# DATA SECTION

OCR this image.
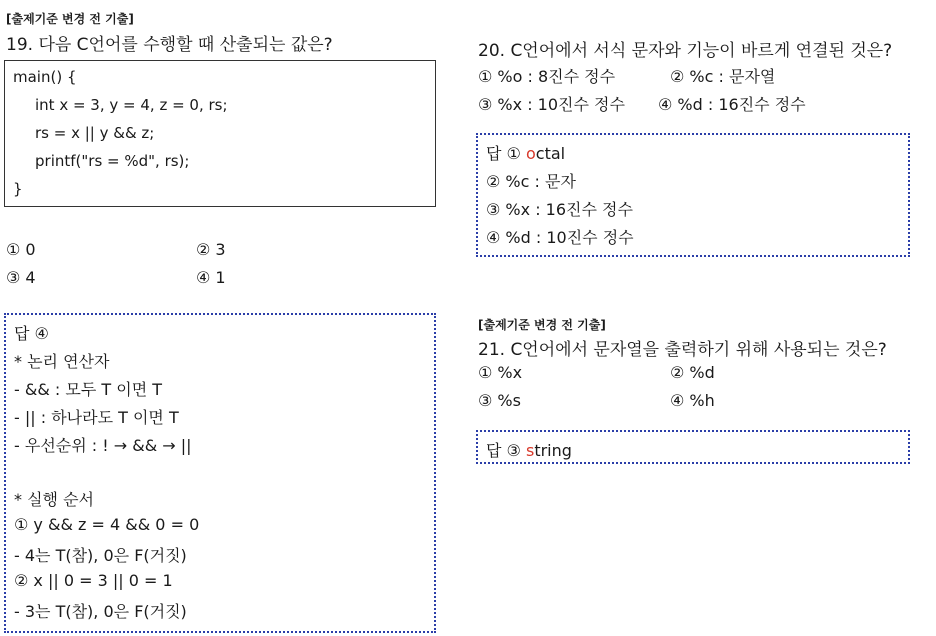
[출제기준 변경 전 기출]
19. 다음 C언어를 수행할 때 산출되는 값은?
main() {
int x = 3, y = 4, z = 0, rs;
rs = x || y && z;
printf("rs = %d", rs);
}
① 0	② 3
③ 4	④ 1
답 ④
* 논리 연산자
- && : 모두 T 이면 T
- || : 하나라도 T 이면 T
- 우선순위 : ! → && → ||
* 실행 순서
① y && z = 4 && 0 = 0
- 4는 T(참), 0은 F(거짓)
② x || 0 = 3 || 0 = 1
- 3는 T(참), 0은 F(거짓)
20. C언어에서 서식 문자와 기능이 바르게 연결된 것은?
① %o : 8진수 정수	② %c : 문자열
③ %x : 10진수 정수 ④ %d : 16진수 정수
답 ① octal
② %c : 문자
③ %x : 16진수 정수
④ %d : 10진수 정수
[출제기준 변경 전 기출]
21. C언어에서 문자열을 출력하기 위해 사용되는 것은?
① %x	② %d
③ %s	④ %h
답 ③ string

# GIVEN EXERCISE
Using the listing above, say how many of its lines contain the string "C언어에서", giving nothing but the figure.

# CORRECT ANSWER
2